**Required task**
Repeat the records below exactly.

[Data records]
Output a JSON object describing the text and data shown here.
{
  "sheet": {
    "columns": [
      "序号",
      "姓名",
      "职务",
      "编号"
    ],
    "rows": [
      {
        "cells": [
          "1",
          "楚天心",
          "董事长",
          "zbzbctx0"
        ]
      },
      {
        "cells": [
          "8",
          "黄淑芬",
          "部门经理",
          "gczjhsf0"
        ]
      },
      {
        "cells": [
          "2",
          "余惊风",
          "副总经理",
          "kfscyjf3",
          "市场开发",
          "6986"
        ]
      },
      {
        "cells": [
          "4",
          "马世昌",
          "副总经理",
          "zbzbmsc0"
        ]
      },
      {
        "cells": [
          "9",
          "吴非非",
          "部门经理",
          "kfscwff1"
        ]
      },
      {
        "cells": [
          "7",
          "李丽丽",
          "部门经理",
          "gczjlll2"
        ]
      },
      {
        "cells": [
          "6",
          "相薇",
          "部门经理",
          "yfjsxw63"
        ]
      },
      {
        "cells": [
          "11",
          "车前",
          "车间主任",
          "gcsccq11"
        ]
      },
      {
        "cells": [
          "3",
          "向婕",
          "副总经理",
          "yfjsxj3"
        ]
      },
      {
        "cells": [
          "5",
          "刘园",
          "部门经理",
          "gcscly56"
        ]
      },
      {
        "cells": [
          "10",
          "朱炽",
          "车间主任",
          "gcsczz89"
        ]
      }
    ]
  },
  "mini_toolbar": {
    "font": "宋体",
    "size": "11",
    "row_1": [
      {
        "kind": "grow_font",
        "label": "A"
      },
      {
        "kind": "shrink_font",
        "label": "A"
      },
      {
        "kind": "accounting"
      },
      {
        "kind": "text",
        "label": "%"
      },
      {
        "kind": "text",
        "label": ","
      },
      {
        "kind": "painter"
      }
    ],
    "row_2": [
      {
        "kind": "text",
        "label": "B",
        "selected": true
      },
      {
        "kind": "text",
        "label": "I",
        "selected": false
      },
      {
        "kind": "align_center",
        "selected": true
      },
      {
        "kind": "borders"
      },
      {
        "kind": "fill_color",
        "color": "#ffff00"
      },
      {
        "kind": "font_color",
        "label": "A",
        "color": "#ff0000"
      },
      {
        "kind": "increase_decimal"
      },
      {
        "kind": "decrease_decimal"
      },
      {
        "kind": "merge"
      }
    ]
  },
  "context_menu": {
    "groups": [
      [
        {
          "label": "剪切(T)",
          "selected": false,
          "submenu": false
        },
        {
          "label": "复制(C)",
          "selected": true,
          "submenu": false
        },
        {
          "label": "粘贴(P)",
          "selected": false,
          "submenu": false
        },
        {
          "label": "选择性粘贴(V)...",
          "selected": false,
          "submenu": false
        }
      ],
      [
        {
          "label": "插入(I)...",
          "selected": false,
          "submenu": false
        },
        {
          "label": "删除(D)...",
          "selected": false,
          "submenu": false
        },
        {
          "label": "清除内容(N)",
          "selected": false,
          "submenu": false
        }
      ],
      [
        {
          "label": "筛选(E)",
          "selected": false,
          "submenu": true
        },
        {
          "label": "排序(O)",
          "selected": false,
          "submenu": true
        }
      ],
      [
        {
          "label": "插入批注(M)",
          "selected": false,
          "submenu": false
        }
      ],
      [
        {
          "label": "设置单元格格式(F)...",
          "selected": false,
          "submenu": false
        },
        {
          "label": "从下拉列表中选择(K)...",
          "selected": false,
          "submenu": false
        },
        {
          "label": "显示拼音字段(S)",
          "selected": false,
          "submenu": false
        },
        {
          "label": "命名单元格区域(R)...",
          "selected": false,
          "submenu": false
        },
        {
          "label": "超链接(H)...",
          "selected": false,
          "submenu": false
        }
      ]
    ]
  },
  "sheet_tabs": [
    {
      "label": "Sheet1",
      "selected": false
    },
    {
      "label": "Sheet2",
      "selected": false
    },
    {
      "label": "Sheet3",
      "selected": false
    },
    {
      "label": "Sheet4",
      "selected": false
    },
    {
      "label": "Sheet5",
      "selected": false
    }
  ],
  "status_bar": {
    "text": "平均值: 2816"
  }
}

**Response below**
Output a JSON object describing the text and data shown here.
{
  "sheet": {
    "columns": [
      "序号",
      "姓名",
      "职务",
      "编号"
    ],
    "rows": [
      {
        "cells": [
          "1",
          "楚天心",
          "董事长",
          "zbzbctx0"
        ]
      },
      {
        "cells": [
          "8",
          "黄淑芬",
          "部门经理",
          "gczjhsf0"
        ]
      },
      {
        "cells": [
          "2",
          "余惊风",
          "副总经理",
          "kfscyjf3",
          "市场开发",
          "6986"
        ]
      },
      {
        "cells": [
          "4",
          "马世昌",
          "副总经理",
          "zbzbmsc0"
        ]
      },
      {
        "cells": [
          "9",
          "吴非非",
          "部门经理",
          "kfscwff1"
        ]
      },
      {
        "cells": [
          "7",
          "李丽丽",
          "部门经理",
          "gczjlll2"
        ]
      },
      {
        "cells": [
          "6",
          "相薇",
          "部门经理",
          "yfjsxw63"
        ]
      },
      {
        "cells": [
          "11",
          "车前",
          "车间主任",
          "gcsccq11"
        ]
      },
      {
        "cells": [
          "3",
          "向婕",
          "副总经理",
          "yfjsxj3"
        ]
      },
      {
        "cells": [
          "5",
          "刘园",
          "部门经理",
          "gcscly56"
        ]
      },
      {
        "cells": [
          "10",
          "朱炽",
          "车间主任",
          "gcsczz89"
        ]
      }
    ]
  },
  "mini_toolbar": {
    "font": "宋体",
    "size": "11",
    "row_1": [
      {
        "kind": "grow_font",
        "label": "A"
      },
      {
        "kind": "shrink_font",
        "label": "A"
      },
      {
        "kind": "accounting"
      },
      {
        "kind": "text",
        "label": "%"
      },
      {
        "kind": "text",
        "label": ","
      },
      {
        "kind": "painter"
      }
    ],
    "row_2": [
      {
        "kind": "text",
        "label": "B",
        "selected": true
      },
      {
        "kind": "text",
        "label": "I",
        "selected": false
      },
      {
        "kind": "align_center",
        "selected": true
      },
      {
        "kind": "borders"
      },
      {
        "kind": "fill_color",
        "color": "#ffff00"
      },
      {
        "kind": "font_color",
        "label": "A",
        "color": "#ff0000"
      },
      {
        "kind": "increase_decimal"
      },
      {
        "kind": "decrease_decimal"
      },
      {
        "kind": "merge"
      }
    ]
  },
  "context_menu": {
    "groups": [
      [
        {
          "label": "剪切(T)",
          "selected": false,
          "submenu": false
        },
        {
          "label": "复制(C)",
          "selected": true,
          "submenu": false
        },
        {
          "label": "粘贴(P)",
          "selected": false,
          "submenu": false
        },
        {
          "label": "选择性粘贴(V)...",
          "selected": false,
          "submenu": false
        }
      ],
      [
        {
          "label": "插入(I)...",
          "selected": false,
          "submenu": false
        },
        {
          "label": "删除(D)...",
          "selected": false,
          "submenu": false
        },
        {
          "label": "清除内容(N)",
          "selected": false,
          "submenu": false
        }
      ],
      [
        {
          "label": "筛选(E)",
          "selected": false,
          "submenu": true
        },
        {
          "label": "排序(O)",
          "selected": false,
          "submenu": true
        }
      ],
      [
        {
          "label": "插入批注(M)",
          "selected": false,
          "submenu": false
        }
      ],
      [
        {
          "label": "设置单元格格式(F)...",
          "selected": false,
          "submenu": false
        },
        {
          "label": "从下拉列表中选择(K)...",
          "selected": false,
          "submenu": false
        },
        {
          "label": "显示拼音字段(S)",
          "selected": false,
          "submenu": false
        },
        {
          "label": "命名单元格区域(R)...",
          "selected": false,
          "submenu": false
        },
        {
          "label": "超链接(H)...",
          "selected": false,
          "submenu": false
        }
      ]
    ]
  },
  "sheet_tabs": [
    {
      "label": "Sheet1",
      "selected": false
    },
    {
      "label": "Sheet2",
      "selected": false
    },
    {
      "label": "Sheet3",
      "selected": false
    },
    {
      "label": "Sheet4",
      "selected": false
    },
    {
      "label": "Sheet5",
      "selected": false
    }
  ],
  "status_bar": {
    "text": "平均值: 2816"
  }
}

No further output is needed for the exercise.